● STATED TASK: Leave out the pictures and return every entry exactly as it appears.

● Extracts from a graphics dataset:

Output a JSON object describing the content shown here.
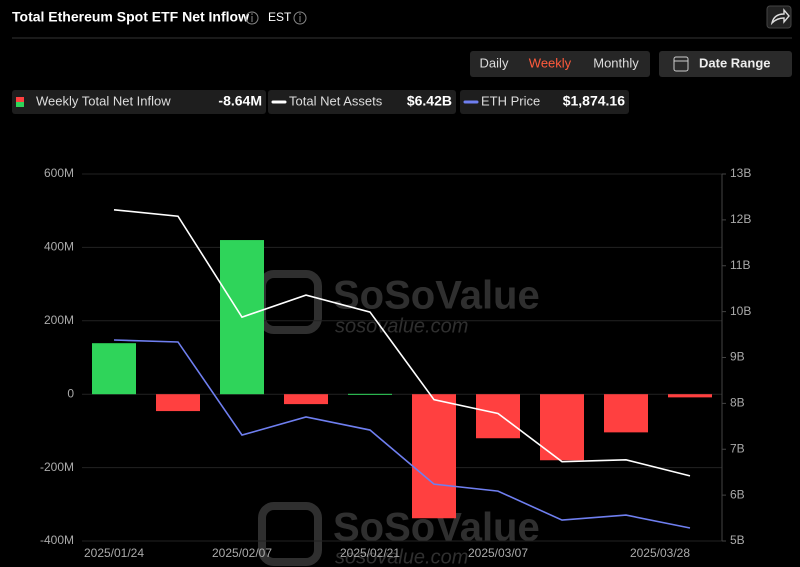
{
  "chart_data": {
    "type": "bar",
    "title": "Total Ethereum Spot ETF Net Inflow",
    "timezone": "EST",
    "controls": {
      "intervals": [
        "Daily",
        "Weekly",
        "Monthly"
      ],
      "active": 1,
      "date_range": "Date Range"
    },
    "watermark": {
      "brand": "SoSoValue",
      "url": "sosovalue.com"
    },
    "categories": [
      "2025/01/24",
      null,
      "2025/02/07",
      null,
      "2025/02/21",
      null,
      "2025/03/07",
      null,
      null,
      "2025/03/28"
    ],
    "series": [
      {
        "name": "Weekly Total Net Inflow",
        "type": "bar",
        "positive_color": "#2fd45a",
        "negative_color": "#ff4040",
        "values": [
          139,
          -46,
          420,
          -27,
          1,
          -338,
          -120,
          -180,
          -104,
          -8.64
        ],
        "legend_value": "-8.64M"
      },
      {
        "name": "Total Net Assets",
        "type": "line",
        "axis": "y2",
        "color": "#ffffff",
        "values": [
          12.22,
          12.08,
          9.88,
          10.36,
          9.99,
          8.08,
          7.78,
          6.73,
          6.77,
          6.42
        ],
        "legend_value": "$6.42B"
      },
      {
        "name": "ETH Price",
        "type": "line",
        "axis": "hidden",
        "color": "#6f7ff0",
        "values": [
          3300,
          3285,
          2579,
          2716,
          2617,
          2207,
          2154,
          1934,
          1972,
          1874.16
        ],
        "legend_value": "$1,874.16"
      }
    ],
    "ylim": [
      -400,
      600
    ],
    "yticks": [
      {
        "value": -400,
        "label": "-400M"
      },
      {
        "value": -200,
        "label": "-200M"
      },
      0,
      {
        "value": 200,
        "label": "200M"
      },
      {
        "value": 400,
        "label": "400M"
      },
      {
        "value": 600,
        "label": "600M"
      }
    ],
    "y2lim": [
      5,
      13
    ],
    "y2ticks": [
      {
        "value": 5,
        "label": "5B"
      },
      {
        "value": 6,
        "label": "6B"
      },
      {
        "value": 7,
        "label": "7B"
      },
      {
        "value": 8,
        "label": "8B"
      },
      {
        "value": 9,
        "label": "9B"
      },
      {
        "value": 10,
        "label": "10B"
      },
      {
        "value": 11,
        "label": "11B"
      },
      {
        "value": 12,
        "label": "12B"
      },
      {
        "value": 13,
        "label": "13B"
      }
    ],
    "grid": true
  }
}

● PROBLEM SOLUTION:
Output a JSON object describing the content shown here.
{
  "chart_data": {
    "type": "bar",
    "title": "Total Ethereum Spot ETF Net Inflow",
    "timezone": "EST",
    "controls": {
      "intervals": [
        "Daily",
        "Weekly",
        "Monthly"
      ],
      "active": 1,
      "date_range": "Date Range"
    },
    "watermark": {
      "brand": "SoSoValue",
      "url": "sosovalue.com"
    },
    "categories": [
      "2025/01/24",
      null,
      "2025/02/07",
      null,
      "2025/02/21",
      null,
      "2025/03/07",
      null,
      null,
      "2025/03/28"
    ],
    "series": [
      {
        "name": "Weekly Total Net Inflow",
        "type": "bar",
        "positive_color": "#2fd45a",
        "negative_color": "#ff4040",
        "values": [
          139,
          -46,
          420,
          -27,
          1,
          -338,
          -120,
          -180,
          -104,
          -8.64
        ],
        "legend_value": "-8.64M"
      },
      {
        "name": "Total Net Assets",
        "type": "line",
        "axis": "y2",
        "color": "#ffffff",
        "values": [
          12.22,
          12.08,
          9.88,
          10.36,
          9.99,
          8.08,
          7.78,
          6.73,
          6.77,
          6.42
        ],
        "legend_value": "$6.42B"
      },
      {
        "name": "ETH Price",
        "type": "line",
        "axis": "hidden",
        "color": "#6f7ff0",
        "values": [
          3300,
          3285,
          2579,
          2716,
          2617,
          2207,
          2154,
          1934,
          1972,
          1874.16
        ],
        "legend_value": "$1,874.16"
      }
    ],
    "ylim": [
      -400,
      600
    ],
    "yticks": [
      {
        "value": -400,
        "label": "-400M"
      },
      {
        "value": -200,
        "label": "-200M"
      },
      0,
      {
        "value": 200,
        "label": "200M"
      },
      {
        "value": 400,
        "label": "400M"
      },
      {
        "value": 600,
        "label": "600M"
      }
    ],
    "y2lim": [
      5,
      13
    ],
    "y2ticks": [
      {
        "value": 5,
        "label": "5B"
      },
      {
        "value": 6,
        "label": "6B"
      },
      {
        "value": 7,
        "label": "7B"
      },
      {
        "value": 8,
        "label": "8B"
      },
      {
        "value": 9,
        "label": "9B"
      },
      {
        "value": 10,
        "label": "10B"
      },
      {
        "value": 11,
        "label": "11B"
      },
      {
        "value": 12,
        "label": "12B"
      },
      {
        "value": 13,
        "label": "13B"
      }
    ],
    "grid": true
  }
}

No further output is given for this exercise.